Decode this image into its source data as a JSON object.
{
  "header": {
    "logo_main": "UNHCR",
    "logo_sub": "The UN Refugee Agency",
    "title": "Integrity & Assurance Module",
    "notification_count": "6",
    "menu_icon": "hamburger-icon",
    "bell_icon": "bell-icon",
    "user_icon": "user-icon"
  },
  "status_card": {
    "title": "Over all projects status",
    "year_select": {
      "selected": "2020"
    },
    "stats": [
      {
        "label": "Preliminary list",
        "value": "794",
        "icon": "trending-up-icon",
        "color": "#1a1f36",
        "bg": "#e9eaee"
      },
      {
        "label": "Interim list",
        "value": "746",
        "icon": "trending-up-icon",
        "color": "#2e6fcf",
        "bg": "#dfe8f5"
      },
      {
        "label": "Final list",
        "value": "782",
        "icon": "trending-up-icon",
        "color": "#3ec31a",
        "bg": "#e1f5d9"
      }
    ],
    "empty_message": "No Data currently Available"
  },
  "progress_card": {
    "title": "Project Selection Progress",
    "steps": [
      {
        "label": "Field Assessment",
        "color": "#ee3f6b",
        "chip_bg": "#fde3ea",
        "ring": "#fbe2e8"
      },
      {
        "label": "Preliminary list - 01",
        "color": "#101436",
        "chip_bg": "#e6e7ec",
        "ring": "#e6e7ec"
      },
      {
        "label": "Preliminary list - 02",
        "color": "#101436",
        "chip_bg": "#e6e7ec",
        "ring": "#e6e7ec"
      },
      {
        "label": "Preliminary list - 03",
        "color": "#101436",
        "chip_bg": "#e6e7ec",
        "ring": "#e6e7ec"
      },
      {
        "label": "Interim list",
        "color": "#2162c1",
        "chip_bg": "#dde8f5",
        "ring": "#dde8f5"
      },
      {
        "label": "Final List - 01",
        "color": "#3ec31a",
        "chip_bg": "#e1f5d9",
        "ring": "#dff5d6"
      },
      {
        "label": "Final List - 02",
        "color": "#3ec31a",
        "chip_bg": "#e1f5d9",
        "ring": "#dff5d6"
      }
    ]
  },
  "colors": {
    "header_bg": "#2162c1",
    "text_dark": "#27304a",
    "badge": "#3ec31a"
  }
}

◇ ◇ ◇ ◇ ◇

#### Instruction
Each line above must be printed exactly as it appears.

#### Complete output
Decode this image into its source data as a JSON object.
{
  "header": {
    "logo_main": "UNHCR",
    "logo_sub": "The UN Refugee Agency",
    "title": "Integrity & Assurance Module",
    "notification_count": "6",
    "menu_icon": "hamburger-icon",
    "bell_icon": "bell-icon",
    "user_icon": "user-icon"
  },
  "status_card": {
    "title": "Over all projects status",
    "year_select": {
      "selected": "2020"
    },
    "stats": [
      {
        "label": "Preliminary list",
        "value": "794",
        "icon": "trending-up-icon",
        "color": "#1a1f36",
        "bg": "#e9eaee"
      },
      {
        "label": "Interim list",
        "value": "746",
        "icon": "trending-up-icon",
        "color": "#2e6fcf",
        "bg": "#dfe8f5"
      },
      {
        "label": "Final list",
        "value": "782",
        "icon": "trending-up-icon",
        "color": "#3ec31a",
        "bg": "#e1f5d9"
      }
    ],
    "empty_message": "No Data currently Available"
  },
  "progress_card": {
    "title": "Project Selection Progress",
    "steps": [
      {
        "label": "Field Assessment",
        "color": "#ee3f6b",
        "chip_bg": "#fde3ea",
        "ring": "#fbe2e8"
      },
      {
        "label": "Preliminary list - 01",
        "color": "#101436",
        "chip_bg": "#e6e7ec",
        "ring": "#e6e7ec"
      },
      {
        "label": "Preliminary list - 02",
        "color": "#101436",
        "chip_bg": "#e6e7ec",
        "ring": "#e6e7ec"
      },
      {
        "label": "Preliminary list - 03",
        "color": "#101436",
        "chip_bg": "#e6e7ec",
        "ring": "#e6e7ec"
      },
      {
        "label": "Interim list",
        "color": "#2162c1",
        "chip_bg": "#dde8f5",
        "ring": "#dde8f5"
      },
      {
        "label": "Final List - 01",
        "color": "#3ec31a",
        "chip_bg": "#e1f5d9",
        "ring": "#dff5d6"
      },
      {
        "label": "Final List - 02",
        "color": "#3ec31a",
        "chip_bg": "#e1f5d9",
        "ring": "#dff5d6"
      }
    ]
  },
  "colors": {
    "header_bg": "#2162c1",
    "text_dark": "#27304a",
    "badge": "#3ec31a"
  }
}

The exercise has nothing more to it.